Given records —
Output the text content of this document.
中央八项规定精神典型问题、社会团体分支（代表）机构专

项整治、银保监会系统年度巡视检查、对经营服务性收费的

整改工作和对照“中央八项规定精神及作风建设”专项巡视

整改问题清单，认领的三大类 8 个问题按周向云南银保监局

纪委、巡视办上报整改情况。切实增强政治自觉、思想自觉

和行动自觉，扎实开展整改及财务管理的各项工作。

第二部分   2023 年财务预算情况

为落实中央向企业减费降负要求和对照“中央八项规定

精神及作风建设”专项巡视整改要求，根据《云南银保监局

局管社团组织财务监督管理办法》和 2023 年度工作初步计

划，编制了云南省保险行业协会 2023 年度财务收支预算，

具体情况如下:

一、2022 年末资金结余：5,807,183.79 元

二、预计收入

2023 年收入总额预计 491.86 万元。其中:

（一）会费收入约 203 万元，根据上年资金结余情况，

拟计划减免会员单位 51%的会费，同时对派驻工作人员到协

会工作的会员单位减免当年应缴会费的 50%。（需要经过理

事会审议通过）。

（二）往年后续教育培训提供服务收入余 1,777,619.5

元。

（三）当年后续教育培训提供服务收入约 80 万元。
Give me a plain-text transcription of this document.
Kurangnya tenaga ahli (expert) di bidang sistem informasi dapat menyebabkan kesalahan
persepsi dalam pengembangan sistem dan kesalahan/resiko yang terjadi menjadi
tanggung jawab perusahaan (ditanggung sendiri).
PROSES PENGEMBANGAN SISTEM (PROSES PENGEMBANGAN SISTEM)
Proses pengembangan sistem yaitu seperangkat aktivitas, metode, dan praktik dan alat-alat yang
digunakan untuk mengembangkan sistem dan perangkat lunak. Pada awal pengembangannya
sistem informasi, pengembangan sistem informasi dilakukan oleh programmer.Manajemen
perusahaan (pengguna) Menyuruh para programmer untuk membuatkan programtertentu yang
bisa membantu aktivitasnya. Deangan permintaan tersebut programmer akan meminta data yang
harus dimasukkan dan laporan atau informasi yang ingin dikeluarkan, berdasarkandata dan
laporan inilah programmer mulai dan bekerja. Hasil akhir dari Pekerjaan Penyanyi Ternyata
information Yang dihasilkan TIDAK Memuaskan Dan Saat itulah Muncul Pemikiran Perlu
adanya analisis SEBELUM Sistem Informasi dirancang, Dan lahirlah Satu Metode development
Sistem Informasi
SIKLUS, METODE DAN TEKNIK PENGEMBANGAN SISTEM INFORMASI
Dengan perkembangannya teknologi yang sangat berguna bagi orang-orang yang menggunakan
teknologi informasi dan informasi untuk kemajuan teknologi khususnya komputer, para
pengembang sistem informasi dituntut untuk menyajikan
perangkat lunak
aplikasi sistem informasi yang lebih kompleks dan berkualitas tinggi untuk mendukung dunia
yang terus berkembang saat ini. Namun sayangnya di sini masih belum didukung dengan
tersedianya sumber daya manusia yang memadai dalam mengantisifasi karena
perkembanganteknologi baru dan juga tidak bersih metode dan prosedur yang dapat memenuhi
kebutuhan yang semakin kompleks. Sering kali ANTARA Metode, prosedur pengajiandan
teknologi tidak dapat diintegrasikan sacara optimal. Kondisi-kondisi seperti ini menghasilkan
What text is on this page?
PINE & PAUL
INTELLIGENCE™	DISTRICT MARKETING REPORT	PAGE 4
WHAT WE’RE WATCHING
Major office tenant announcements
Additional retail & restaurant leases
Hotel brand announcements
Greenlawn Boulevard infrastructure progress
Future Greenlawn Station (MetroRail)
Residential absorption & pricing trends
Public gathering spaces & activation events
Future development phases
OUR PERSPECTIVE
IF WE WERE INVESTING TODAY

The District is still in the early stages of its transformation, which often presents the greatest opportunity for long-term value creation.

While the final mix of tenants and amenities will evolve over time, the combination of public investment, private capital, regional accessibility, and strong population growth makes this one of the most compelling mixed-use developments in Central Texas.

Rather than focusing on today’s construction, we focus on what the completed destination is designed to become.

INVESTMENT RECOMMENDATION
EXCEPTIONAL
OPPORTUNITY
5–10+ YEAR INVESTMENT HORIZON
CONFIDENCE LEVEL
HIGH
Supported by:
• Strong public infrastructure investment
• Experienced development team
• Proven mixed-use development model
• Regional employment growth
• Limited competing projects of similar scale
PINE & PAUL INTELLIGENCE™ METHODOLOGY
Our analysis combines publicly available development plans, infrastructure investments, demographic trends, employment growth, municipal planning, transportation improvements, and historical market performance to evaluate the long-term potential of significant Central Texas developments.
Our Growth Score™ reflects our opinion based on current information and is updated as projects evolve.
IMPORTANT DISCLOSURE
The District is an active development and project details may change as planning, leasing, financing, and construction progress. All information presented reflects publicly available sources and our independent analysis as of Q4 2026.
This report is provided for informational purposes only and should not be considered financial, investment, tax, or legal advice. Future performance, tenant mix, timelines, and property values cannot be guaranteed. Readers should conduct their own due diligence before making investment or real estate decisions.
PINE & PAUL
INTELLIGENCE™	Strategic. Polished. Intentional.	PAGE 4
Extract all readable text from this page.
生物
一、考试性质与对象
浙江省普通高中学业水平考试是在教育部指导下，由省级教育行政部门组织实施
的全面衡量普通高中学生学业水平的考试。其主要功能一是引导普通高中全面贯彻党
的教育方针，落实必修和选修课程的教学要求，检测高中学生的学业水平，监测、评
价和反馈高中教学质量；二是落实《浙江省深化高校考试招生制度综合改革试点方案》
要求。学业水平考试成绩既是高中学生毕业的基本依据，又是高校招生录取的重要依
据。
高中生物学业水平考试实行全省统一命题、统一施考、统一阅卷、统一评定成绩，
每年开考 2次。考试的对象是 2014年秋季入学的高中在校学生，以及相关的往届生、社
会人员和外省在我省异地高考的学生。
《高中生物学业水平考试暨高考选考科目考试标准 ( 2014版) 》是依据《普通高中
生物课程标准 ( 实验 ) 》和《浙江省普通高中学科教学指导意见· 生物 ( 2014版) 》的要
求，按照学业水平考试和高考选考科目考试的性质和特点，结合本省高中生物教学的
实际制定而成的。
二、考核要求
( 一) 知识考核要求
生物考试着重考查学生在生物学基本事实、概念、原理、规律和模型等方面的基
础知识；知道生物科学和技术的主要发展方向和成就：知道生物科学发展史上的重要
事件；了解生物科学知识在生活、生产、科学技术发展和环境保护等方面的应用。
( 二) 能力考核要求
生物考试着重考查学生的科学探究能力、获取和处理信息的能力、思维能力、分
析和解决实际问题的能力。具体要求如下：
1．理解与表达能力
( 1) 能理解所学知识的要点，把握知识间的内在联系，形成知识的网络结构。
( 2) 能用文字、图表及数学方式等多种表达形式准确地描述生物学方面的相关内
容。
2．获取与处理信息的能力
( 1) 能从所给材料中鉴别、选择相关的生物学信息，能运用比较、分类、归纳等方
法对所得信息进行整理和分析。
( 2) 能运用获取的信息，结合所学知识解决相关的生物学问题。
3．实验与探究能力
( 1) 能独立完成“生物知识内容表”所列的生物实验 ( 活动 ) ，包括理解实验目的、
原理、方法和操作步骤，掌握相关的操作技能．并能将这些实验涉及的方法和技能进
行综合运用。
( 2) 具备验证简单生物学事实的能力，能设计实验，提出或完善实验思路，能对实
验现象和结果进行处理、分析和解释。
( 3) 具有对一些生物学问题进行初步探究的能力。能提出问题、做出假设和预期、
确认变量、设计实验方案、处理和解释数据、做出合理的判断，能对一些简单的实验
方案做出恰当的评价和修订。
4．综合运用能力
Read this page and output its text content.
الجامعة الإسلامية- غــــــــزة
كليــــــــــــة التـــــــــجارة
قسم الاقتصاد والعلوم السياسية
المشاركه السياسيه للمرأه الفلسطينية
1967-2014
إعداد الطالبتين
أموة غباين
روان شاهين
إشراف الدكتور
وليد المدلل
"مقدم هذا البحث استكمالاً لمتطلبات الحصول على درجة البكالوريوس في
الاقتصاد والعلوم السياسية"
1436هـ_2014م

To be done — Pick out and copy every line that contains the word "الاقتصاد".

Answer to the problem —
قسم الاقتصاد والعلوم السياسية
الاقتصاد والعلوم السياسية"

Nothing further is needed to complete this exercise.